§ Work to do: Answer with a single number: the count of lines that hold "обеспечение".

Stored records
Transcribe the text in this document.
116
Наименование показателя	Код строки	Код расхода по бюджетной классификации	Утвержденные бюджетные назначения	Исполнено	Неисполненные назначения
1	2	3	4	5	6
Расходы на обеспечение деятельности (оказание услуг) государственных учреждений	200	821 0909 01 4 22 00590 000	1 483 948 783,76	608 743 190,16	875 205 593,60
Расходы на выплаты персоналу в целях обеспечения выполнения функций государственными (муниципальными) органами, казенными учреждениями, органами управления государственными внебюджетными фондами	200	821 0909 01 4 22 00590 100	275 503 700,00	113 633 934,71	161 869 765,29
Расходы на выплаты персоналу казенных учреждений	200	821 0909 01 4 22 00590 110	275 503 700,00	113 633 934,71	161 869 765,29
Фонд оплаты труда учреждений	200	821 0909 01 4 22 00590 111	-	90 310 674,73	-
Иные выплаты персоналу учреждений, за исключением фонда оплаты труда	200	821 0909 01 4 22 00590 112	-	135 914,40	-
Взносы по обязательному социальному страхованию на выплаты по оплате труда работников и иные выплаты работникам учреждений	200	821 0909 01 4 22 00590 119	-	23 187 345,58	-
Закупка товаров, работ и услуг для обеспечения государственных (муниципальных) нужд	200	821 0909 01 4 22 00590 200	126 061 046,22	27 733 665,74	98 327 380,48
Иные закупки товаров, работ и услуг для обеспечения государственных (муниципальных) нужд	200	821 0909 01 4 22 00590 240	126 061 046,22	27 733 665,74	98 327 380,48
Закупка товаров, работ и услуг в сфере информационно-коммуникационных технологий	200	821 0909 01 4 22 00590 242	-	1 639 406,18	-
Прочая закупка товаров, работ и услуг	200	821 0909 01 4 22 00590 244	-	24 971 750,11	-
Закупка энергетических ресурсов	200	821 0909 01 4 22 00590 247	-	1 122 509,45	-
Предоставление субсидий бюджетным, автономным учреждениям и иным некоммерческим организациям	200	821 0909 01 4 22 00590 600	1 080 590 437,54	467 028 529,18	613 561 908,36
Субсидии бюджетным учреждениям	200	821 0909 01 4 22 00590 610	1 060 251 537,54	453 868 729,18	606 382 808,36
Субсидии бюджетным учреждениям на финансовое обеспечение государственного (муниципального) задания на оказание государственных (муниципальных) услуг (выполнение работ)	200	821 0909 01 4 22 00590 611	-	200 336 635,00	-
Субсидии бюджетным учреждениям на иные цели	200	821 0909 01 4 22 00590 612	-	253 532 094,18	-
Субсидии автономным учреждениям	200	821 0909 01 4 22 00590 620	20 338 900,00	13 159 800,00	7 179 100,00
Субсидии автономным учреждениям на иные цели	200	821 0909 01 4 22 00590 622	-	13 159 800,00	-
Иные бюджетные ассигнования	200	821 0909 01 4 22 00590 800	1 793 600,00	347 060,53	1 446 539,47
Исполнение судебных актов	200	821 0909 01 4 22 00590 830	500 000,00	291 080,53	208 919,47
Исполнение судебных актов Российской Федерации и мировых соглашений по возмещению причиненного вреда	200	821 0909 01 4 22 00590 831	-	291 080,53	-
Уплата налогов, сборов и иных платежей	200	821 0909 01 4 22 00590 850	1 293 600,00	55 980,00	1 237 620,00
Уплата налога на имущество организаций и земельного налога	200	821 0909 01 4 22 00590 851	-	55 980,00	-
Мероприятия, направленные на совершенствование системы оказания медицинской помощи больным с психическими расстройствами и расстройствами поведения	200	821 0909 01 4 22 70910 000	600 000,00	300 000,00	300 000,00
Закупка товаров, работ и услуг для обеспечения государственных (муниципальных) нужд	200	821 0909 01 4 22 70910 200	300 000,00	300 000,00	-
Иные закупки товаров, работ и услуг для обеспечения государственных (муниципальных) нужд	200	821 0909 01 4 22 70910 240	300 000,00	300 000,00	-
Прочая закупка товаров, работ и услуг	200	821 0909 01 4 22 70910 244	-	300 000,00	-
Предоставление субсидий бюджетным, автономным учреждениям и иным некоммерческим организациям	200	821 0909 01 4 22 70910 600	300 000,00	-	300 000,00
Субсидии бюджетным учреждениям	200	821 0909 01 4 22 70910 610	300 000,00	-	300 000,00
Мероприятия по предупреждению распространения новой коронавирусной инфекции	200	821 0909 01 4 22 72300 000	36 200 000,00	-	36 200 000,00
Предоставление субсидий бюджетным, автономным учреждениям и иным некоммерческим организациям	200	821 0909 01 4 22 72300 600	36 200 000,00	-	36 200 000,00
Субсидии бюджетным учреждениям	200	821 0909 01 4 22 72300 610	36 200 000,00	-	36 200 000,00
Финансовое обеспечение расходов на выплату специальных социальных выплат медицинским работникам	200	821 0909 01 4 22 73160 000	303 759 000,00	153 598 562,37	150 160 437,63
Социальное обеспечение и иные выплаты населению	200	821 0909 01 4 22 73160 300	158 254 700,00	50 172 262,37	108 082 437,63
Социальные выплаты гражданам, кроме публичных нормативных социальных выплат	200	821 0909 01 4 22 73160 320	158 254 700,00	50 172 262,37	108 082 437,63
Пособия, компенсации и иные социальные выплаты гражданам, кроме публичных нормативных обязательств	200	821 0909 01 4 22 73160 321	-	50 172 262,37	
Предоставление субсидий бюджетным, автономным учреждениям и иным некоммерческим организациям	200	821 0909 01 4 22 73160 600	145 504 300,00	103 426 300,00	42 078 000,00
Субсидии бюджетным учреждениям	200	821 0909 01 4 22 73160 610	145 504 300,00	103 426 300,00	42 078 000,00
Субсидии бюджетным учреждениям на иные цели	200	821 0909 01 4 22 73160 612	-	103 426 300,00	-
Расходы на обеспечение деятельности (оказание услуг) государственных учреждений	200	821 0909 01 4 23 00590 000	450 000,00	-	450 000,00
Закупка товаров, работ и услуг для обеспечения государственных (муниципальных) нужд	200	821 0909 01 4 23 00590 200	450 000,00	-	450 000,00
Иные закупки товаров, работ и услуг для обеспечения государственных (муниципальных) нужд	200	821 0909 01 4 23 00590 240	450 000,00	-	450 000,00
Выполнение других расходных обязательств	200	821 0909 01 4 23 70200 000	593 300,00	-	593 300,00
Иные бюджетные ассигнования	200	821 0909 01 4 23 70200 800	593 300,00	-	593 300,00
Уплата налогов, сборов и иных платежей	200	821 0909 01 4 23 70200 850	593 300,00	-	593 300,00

§ Solution to this exercise: 5